### [WHAT IS ASKED]
Extract, exactly as written, all lines of the material below from the line that includes "Enumerate this screenshot's" through its last line.
+ + + +
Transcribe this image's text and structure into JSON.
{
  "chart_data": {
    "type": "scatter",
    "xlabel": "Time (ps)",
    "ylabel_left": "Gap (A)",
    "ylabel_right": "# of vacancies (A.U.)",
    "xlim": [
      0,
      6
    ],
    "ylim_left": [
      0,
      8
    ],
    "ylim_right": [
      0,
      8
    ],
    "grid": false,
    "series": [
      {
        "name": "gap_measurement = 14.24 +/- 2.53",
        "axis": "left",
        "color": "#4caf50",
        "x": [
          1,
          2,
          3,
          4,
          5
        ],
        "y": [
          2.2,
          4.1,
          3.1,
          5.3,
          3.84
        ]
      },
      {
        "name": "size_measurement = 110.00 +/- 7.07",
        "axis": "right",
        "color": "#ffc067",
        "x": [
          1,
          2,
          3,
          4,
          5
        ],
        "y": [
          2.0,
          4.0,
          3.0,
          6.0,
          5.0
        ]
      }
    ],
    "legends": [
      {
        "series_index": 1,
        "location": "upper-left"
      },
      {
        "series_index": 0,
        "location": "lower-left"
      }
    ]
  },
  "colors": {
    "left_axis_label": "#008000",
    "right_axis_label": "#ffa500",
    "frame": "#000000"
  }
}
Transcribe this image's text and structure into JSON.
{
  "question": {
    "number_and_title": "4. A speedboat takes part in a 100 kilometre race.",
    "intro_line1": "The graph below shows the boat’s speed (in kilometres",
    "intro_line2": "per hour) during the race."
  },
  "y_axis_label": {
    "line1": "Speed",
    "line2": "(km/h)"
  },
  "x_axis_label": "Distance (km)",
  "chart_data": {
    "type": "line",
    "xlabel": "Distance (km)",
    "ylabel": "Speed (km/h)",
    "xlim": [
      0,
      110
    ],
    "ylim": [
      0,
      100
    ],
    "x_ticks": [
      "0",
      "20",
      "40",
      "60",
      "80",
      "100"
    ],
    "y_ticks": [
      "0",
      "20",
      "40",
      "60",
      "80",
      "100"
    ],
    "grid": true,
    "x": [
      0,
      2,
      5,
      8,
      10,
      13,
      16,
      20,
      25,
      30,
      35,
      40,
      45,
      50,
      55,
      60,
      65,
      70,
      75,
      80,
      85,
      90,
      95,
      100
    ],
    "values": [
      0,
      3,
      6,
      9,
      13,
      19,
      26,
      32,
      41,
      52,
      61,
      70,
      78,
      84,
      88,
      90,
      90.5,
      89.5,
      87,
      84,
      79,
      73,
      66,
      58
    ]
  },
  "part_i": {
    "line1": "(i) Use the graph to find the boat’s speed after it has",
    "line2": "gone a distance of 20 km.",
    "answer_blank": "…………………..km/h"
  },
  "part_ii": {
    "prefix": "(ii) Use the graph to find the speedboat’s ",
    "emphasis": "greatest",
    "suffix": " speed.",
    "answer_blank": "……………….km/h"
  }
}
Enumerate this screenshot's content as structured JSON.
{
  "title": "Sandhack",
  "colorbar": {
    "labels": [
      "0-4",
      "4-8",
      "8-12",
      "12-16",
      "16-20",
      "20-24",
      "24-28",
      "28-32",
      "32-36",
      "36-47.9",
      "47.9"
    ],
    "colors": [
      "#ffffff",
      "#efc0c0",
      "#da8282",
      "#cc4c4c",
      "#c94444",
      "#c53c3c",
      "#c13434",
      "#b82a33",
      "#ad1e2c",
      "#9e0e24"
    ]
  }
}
+ + + +
### [ANSWER]
Enumerate this screenshot's content as structured JSON.
{
  "title": "Sandhack",
  "colorbar": {
    "labels": [
      "0-4",
      "4-8",
      "8-12",
      "12-16",
      "16-20",
      "20-24",
      "24-28",
      "28-32",
      "32-36",
      "36-47.9",
      "47.9"
    ],
    "colors": [
      "#ffffff",
      "#efc0c0",
      "#da8282",
      "#cc4c4c",
      "#c94444",
      "#c53c3c",
      "#c13434",
      "#b82a33",
      "#ad1e2c",
      "#9e0e24"
    ]
  }
}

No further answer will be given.